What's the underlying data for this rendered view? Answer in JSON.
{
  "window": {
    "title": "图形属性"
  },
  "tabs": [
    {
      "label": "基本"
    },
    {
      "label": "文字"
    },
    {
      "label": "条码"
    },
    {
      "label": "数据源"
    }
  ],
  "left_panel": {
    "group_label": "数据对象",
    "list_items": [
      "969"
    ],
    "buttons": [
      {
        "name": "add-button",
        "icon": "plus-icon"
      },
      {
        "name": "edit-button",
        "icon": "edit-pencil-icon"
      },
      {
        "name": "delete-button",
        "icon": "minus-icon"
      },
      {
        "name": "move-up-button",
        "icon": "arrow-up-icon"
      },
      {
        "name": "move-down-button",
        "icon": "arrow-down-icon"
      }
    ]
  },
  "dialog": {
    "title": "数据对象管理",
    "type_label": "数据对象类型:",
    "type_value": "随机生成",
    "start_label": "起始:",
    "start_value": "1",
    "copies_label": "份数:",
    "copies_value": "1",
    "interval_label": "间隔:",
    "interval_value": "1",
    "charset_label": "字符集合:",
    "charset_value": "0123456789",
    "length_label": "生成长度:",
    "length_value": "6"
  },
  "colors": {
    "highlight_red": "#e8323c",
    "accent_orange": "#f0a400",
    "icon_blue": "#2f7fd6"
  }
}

Given exercise.
Nothing in the data may differ; print all of it exactly as written.

Reply to the exercise.
What's the underlying data for this rendered view? Answer in JSON.
{
  "window": {
    "title": "图形属性"
  },
  "tabs": [
    {
      "label": "基本"
    },
    {
      "label": "文字"
    },
    {
      "label": "条码"
    },
    {
      "label": "数据源"
    }
  ],
  "left_panel": {
    "group_label": "数据对象",
    "list_items": [
      "969"
    ],
    "buttons": [
      {
        "name": "add-button",
        "icon": "plus-icon"
      },
      {
        "name": "edit-button",
        "icon": "edit-pencil-icon"
      },
      {
        "name": "delete-button",
        "icon": "minus-icon"
      },
      {
        "name": "move-up-button",
        "icon": "arrow-up-icon"
      },
      {
        "name": "move-down-button",
        "icon": "arrow-down-icon"
      }
    ]
  },
  "dialog": {
    "title": "数据对象管理",
    "type_label": "数据对象类型:",
    "type_value": "随机生成",
    "start_label": "起始:",
    "start_value": "1",
    "copies_label": "份数:",
    "copies_value": "1",
    "interval_label": "间隔:",
    "interval_value": "1",
    "charset_label": "字符集合:",
    "charset_value": "0123456789",
    "length_label": "生成长度:",
    "length_value": "6"
  },
  "colors": {
    "highlight_red": "#e8323c",
    "accent_orange": "#f0a400",
    "icon_blue": "#2f7fd6"
  }
}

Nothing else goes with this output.